(Problem description):
Quote the whole listing exactly. Leave the pictures out of your copy.

(Given entries):
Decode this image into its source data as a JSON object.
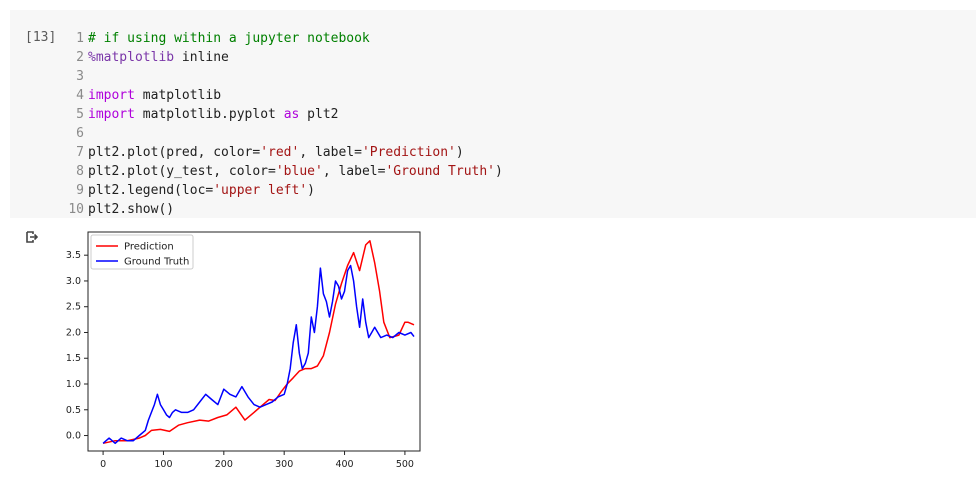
{
  "cell": {
    "exec_count": "[13]",
    "lines": [
      {
        "n": "1",
        "parts": [
          {
            "t": "# if using within a jupyter notebook",
            "c": "comment"
          }
        ]
      },
      {
        "n": "2",
        "parts": [
          {
            "t": "%matplotlib",
            "c": "magic"
          },
          {
            "t": " inline",
            "c": "punc"
          }
        ]
      },
      {
        "n": "3",
        "parts": []
      },
      {
        "n": "4",
        "parts": [
          {
            "t": "import",
            "c": "kw"
          },
          {
            "t": " matplotlib",
            "c": "punc"
          }
        ]
      },
      {
        "n": "5",
        "parts": [
          {
            "t": "import",
            "c": "kw"
          },
          {
            "t": " matplotlib.pyplot ",
            "c": "punc"
          },
          {
            "t": "as",
            "c": "kw"
          },
          {
            "t": " plt2",
            "c": "punc"
          }
        ]
      },
      {
        "n": "6",
        "parts": []
      },
      {
        "n": "7",
        "parts": [
          {
            "t": "plt2.plot(pred, color=",
            "c": "punc"
          },
          {
            "t": "'red'",
            "c": "str"
          },
          {
            "t": ", label=",
            "c": "punc"
          },
          {
            "t": "'Prediction'",
            "c": "str"
          },
          {
            "t": ")",
            "c": "punc"
          }
        ]
      },
      {
        "n": "8",
        "parts": [
          {
            "t": "plt2.plot(y_test, color=",
            "c": "punc"
          },
          {
            "t": "'blue'",
            "c": "str"
          },
          {
            "t": ", label=",
            "c": "punc"
          },
          {
            "t": "'Ground Truth'",
            "c": "str"
          },
          {
            "t": ")",
            "c": "punc"
          }
        ]
      },
      {
        "n": "9",
        "parts": [
          {
            "t": "plt2.legend(loc=",
            "c": "punc"
          },
          {
            "t": "'upper left'",
            "c": "str"
          },
          {
            "t": ")",
            "c": "punc"
          }
        ]
      },
      {
        "n": "10",
        "parts": [
          {
            "t": "plt2.show()",
            "c": "punc"
          }
        ]
      }
    ]
  },
  "output": {
    "icon": "output-arrow-icon"
  },
  "chart_data": {
    "type": "line",
    "title": "",
    "xlabel": "",
    "ylabel": "",
    "xlim": [
      -25,
      525
    ],
    "ylim": [
      -0.3,
      3.95
    ],
    "xticks": [
      0,
      100,
      200,
      300,
      400,
      500
    ],
    "yticks": [
      0.0,
      0.5,
      1.0,
      1.5,
      2.0,
      2.5,
      3.0,
      3.5
    ],
    "ytick_labels": [
      "0.0",
      "0.5",
      "1.0",
      "1.5",
      "2.0",
      "2.5",
      "3.0",
      "3.5"
    ],
    "legend": "upper left",
    "grid": false,
    "series": [
      {
        "name": "Prediction",
        "color": "#ff0000",
        "x": [
          0,
          20,
          40,
          60,
          70,
          80,
          95,
          110,
          125,
          140,
          160,
          175,
          190,
          205,
          220,
          235,
          250,
          265,
          275,
          285,
          295,
          305,
          315,
          325,
          335,
          345,
          355,
          365,
          375,
          385,
          395,
          405,
          415,
          425,
          435,
          442,
          450,
          458,
          465,
          475,
          490,
          500,
          505,
          515
        ],
        "y": [
          -0.15,
          -0.1,
          -0.1,
          -0.05,
          0.0,
          0.1,
          0.12,
          0.08,
          0.2,
          0.25,
          0.3,
          0.28,
          0.35,
          0.4,
          0.55,
          0.3,
          0.45,
          0.6,
          0.7,
          0.68,
          0.85,
          1.0,
          1.12,
          1.25,
          1.3,
          1.3,
          1.35,
          1.55,
          2.0,
          2.55,
          2.95,
          3.3,
          3.55,
          3.2,
          3.7,
          3.78,
          3.35,
          2.8,
          2.2,
          1.9,
          1.95,
          2.2,
          2.2,
          2.15
        ]
      },
      {
        "name": "Ground Truth",
        "color": "#0000ff",
        "x": [
          0,
          10,
          20,
          30,
          40,
          50,
          60,
          70,
          75,
          80,
          85,
          90,
          95,
          100,
          105,
          110,
          115,
          120,
          130,
          140,
          150,
          160,
          170,
          180,
          190,
          200,
          210,
          220,
          230,
          240,
          250,
          260,
          270,
          280,
          290,
          300,
          305,
          310,
          315,
          320,
          325,
          330,
          335,
          340,
          345,
          350,
          355,
          360,
          365,
          370,
          375,
          380,
          385,
          390,
          395,
          400,
          405,
          410,
          415,
          420,
          425,
          430,
          435,
          440,
          445,
          450,
          460,
          470,
          480,
          490,
          500,
          510,
          515
        ],
        "y": [
          -0.15,
          -0.05,
          -0.15,
          -0.05,
          -0.1,
          -0.1,
          0.0,
          0.1,
          0.3,
          0.45,
          0.6,
          0.8,
          0.6,
          0.5,
          0.4,
          0.35,
          0.45,
          0.5,
          0.45,
          0.45,
          0.5,
          0.65,
          0.8,
          0.7,
          0.6,
          0.9,
          0.8,
          0.75,
          0.95,
          0.75,
          0.6,
          0.55,
          0.6,
          0.65,
          0.75,
          0.8,
          1.0,
          1.3,
          1.8,
          2.15,
          1.6,
          1.3,
          1.4,
          1.6,
          2.3,
          2.0,
          2.5,
          3.25,
          2.75,
          2.6,
          2.3,
          2.6,
          3.0,
          2.9,
          2.65,
          2.8,
          3.2,
          3.3,
          3.0,
          2.5,
          2.1,
          2.65,
          2.2,
          1.9,
          2.0,
          2.1,
          1.9,
          1.95,
          1.9,
          2.0,
          1.95,
          2.0,
          1.92
        ]
      }
    ]
  }
}
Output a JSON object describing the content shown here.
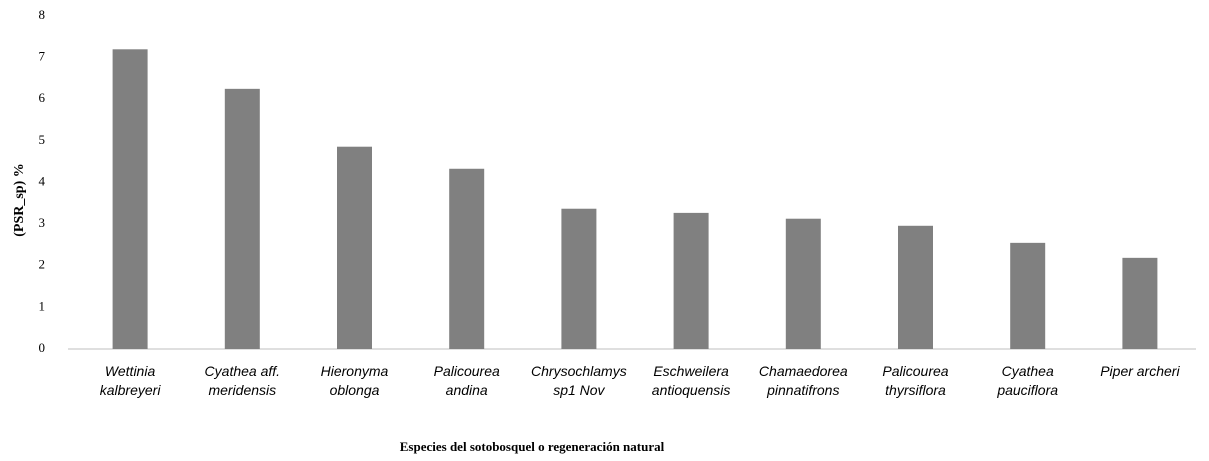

(Written response):
Decode this image into its source data as a JSON object.
{
  "cell": {
    "exec_count": "[13]",
    "lines": [
      {
        "n": "1",
        "parts": [
          {
            "t": "# if using within a jupyter notebook",
            "c": "comment"
          }
        ]
      },
      {
        "n": "2",
        "parts": [
          {
            "t": "%matplotlib",
            "c": "magic"
          },
          {
            "t": " inline",
            "c": "punc"
          }
        ]
      },
      {
        "n": "3",
        "parts": []
      },
      {
        "n": "4",
        "parts": [
          {
            "t": "import",
            "c": "kw"
          },
          {
            "t": " matplotlib",
            "c": "punc"
          }
        ]
      },
      {
        "n": "5",
        "parts": [
          {
            "t": "import",
            "c": "kw"
          },
          {
            "t": " matplotlib.pyplot ",
            "c": "punc"
          },
          {
            "t": "as",
            "c": "kw"
          },
          {
            "t": " plt2",
            "c": "punc"
          }
        ]
      },
      {
        "n": "6",
        "parts": []
      },
      {
        "n": "7",
        "parts": [
          {
            "t": "plt2.plot(pred, color=",
            "c": "punc"
          },
          {
            "t": "'red'",
            "c": "str"
          },
          {
            "t": ", label=",
            "c": "punc"
          },
          {
            "t": "'Prediction'",
            "c": "str"
          },
          {
            "t": ")",
            "c": "punc"
          }
        ]
      },
      {
        "n": "8",
        "parts": [
          {
            "t": "plt2.plot(y_test, color=",
            "c": "punc"
          },
          {
            "t": "'blue'",
            "c": "str"
          },
          {
            "t": ", label=",
            "c": "punc"
          },
          {
            "t": "'Ground Truth'",
            "c": "str"
          },
          {
            "t": ")",
            "c": "punc"
          }
        ]
      },
      {
        "n": "9",
        "parts": [
          {
            "t": "plt2.legend(loc=",
            "c": "punc"
          },
          {
            "t": "'upper left'",
            "c": "str"
          },
          {
            "t": ")",
            "c": "punc"
          }
        ]
      },
      {
        "n": "10",
        "parts": [
          {
            "t": "plt2.show()",
            "c": "punc"
          }
        ]
      }
    ]
  },
  "output": {
    "icon": "output-arrow-icon"
  },
  "chart_data": {
    "type": "line",
    "title": "",
    "xlabel": "",
    "ylabel": "",
    "xlim": [
      -25,
      525
    ],
    "ylim": [
      -0.3,
      3.95
    ],
    "xticks": [
      0,
      100,
      200,
      300,
      400,
      500
    ],
    "yticks": [
      0.0,
      0.5,
      1.0,
      1.5,
      2.0,
      2.5,
      3.0,
      3.5
    ],
    "ytick_labels": [
      "0.0",
      "0.5",
      "1.0",
      "1.5",
      "2.0",
      "2.5",
      "3.0",
      "3.5"
    ],
    "legend": "upper left",
    "grid": false,
    "series": [
      {
        "name": "Prediction",
        "color": "#ff0000",
        "x": [
          0,
          20,
          40,
          60,
          70,
          80,
          95,
          110,
          125,
          140,
          160,
          175,
          190,
          205,
          220,
          235,
          250,
          265,
          275,
          285,
          295,
          305,
          315,
          325,
          335,
          345,
          355,
          365,
          375,
          385,
          395,
          405,
          415,
          425,
          435,
          442,
          450,
          458,
          465,
          475,
          490,
          500,
          505,
          515
        ],
        "y": [
          -0.15,
          -0.1,
          -0.1,
          -0.05,
          0.0,
          0.1,
          0.12,
          0.08,
          0.2,
          0.25,
          0.3,
          0.28,
          0.35,
          0.4,
          0.55,
          0.3,
          0.45,
          0.6,
          0.7,
          0.68,
          0.85,
          1.0,
          1.12,
          1.25,
          1.3,
          1.3,
          1.35,
          1.55,
          2.0,
          2.55,
          2.95,
          3.3,
          3.55,
          3.2,
          3.7,
          3.78,
          3.35,
          2.8,
          2.2,
          1.9,
          1.95,
          2.2,
          2.2,
          2.15
        ]
      },
      {
        "name": "Ground Truth",
        "color": "#0000ff",
        "x": [
          0,
          10,
          20,
          30,
          40,
          50,
          60,
          70,
          75,
          80,
          85,
          90,
          95,
          100,
          105,
          110,
          115,
          120,
          130,
          140,
          150,
          160,
          170,
          180,
          190,
          200,
          210,
          220,
          230,
          240,
          250,
          260,
          270,
          280,
          290,
          300,
          305,
          310,
          315,
          320,
          325,
          330,
          335,
          340,
          345,
          350,
          355,
          360,
          365,
          370,
          375,
          380,
          385,
          390,
          395,
          400,
          405,
          410,
          415,
          420,
          425,
          430,
          435,
          440,
          445,
          450,
          460,
          470,
          480,
          490,
          500,
          510,
          515
        ],
        "y": [
          -0.15,
          -0.05,
          -0.15,
          -0.05,
          -0.1,
          -0.1,
          0.0,
          0.1,
          0.3,
          0.45,
          0.6,
          0.8,
          0.6,
          0.5,
          0.4,
          0.35,
          0.45,
          0.5,
          0.45,
          0.45,
          0.5,
          0.65,
          0.8,
          0.7,
          0.6,
          0.9,
          0.8,
          0.75,
          0.95,
          0.75,
          0.6,
          0.55,
          0.6,
          0.65,
          0.75,
          0.8,
          1.0,
          1.3,
          1.8,
          2.15,
          1.6,
          1.3,
          1.4,
          1.6,
          2.3,
          2.0,
          2.5,
          3.25,
          2.75,
          2.6,
          2.3,
          2.6,
          3.0,
          2.9,
          2.65,
          2.8,
          3.2,
          3.3,
          3.0,
          2.5,
          2.1,
          2.65,
          2.2,
          1.9,
          2.0,
          2.1,
          1.9,
          1.95,
          1.9,
          2.0,
          1.95,
          2.0,
          1.92
        ]
      }
    ]
  }
}
Output a JSON object describing the content shown here.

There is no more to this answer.